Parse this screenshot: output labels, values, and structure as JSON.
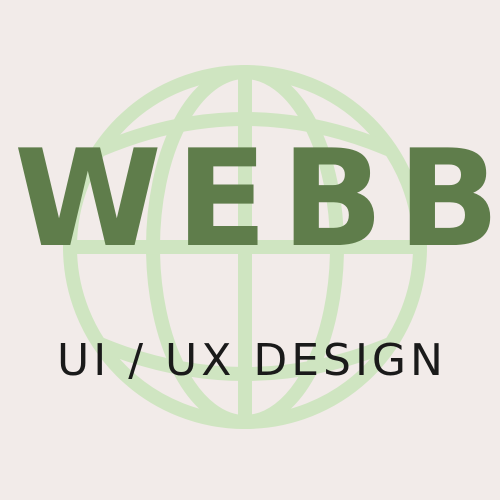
{
  "logo": {
    "brand_name": "WEBB",
    "tagline": "UI / UX DESIGN",
    "icon": "globe-icon"
  },
  "colors": {
    "background": "#f2ebe9",
    "brand_text": "#5f7d4b",
    "tagline_text": "#1a1a1a",
    "globe_stroke": "#cfe5c1"
  }
}
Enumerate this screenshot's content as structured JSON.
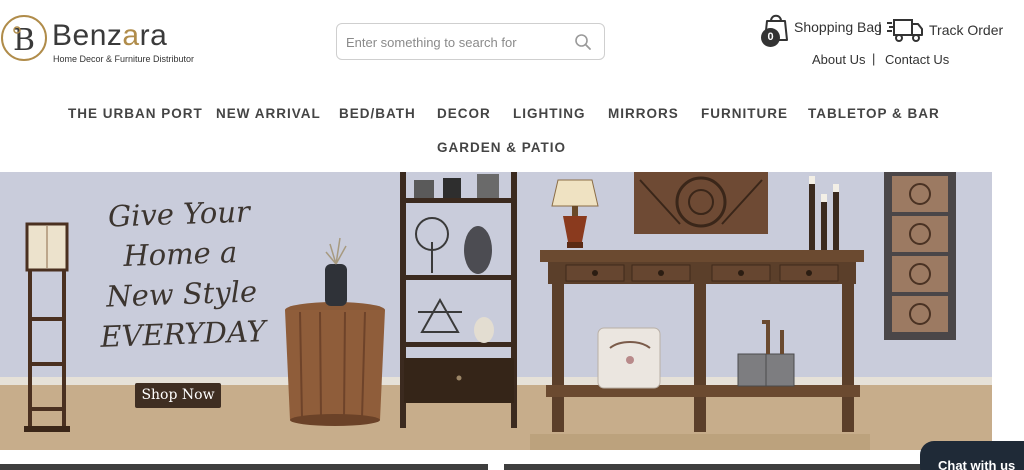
{
  "brand": {
    "name_start": "Benz",
    "name_accent": "a",
    "name_end": "ra",
    "tagline": "Home Decor & Furniture Distributor",
    "logo_monogram": "B"
  },
  "search": {
    "placeholder": "Enter something to search for",
    "icon": "search-icon"
  },
  "header": {
    "bag_count": "0",
    "bag_label": "Shopping Bag",
    "bag_icon": "shopping-bag-icon",
    "separator": "|",
    "track_label": "Track Order",
    "track_icon": "delivery-truck-icon",
    "about_label": "About Us",
    "contact_label": "Contact Us"
  },
  "nav": {
    "items": [
      "THE URBAN PORT",
      "NEW ARRIVAL",
      "BED/BATH",
      "DECOR",
      "LIGHTING",
      "MIRRORS",
      "FURNITURE",
      "TABLETOP & BAR",
      "GARDEN & PATIO"
    ]
  },
  "hero": {
    "headline": [
      "Give Your",
      "Home a",
      "New Style",
      "EVERYDAY"
    ],
    "cta": "Shop Now"
  },
  "chat": {
    "label": "Chat with us"
  },
  "colors": {
    "brand_gold": "#b08c4a",
    "text_dark": "#333333",
    "wall": "#cdd0de",
    "floor": "#c7ad8b",
    "wood": "#5b3f2a",
    "cta_bg": "#3f2e22",
    "chat_bg": "#1f2a37"
  }
}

****************

- What this task involves -
Extract from the data every line where "JSON" shows up.

- Solution below -
Parse this screenshot: output labels, values, and structure as JSON.
Enumerate this screenshot's content as structured JSON.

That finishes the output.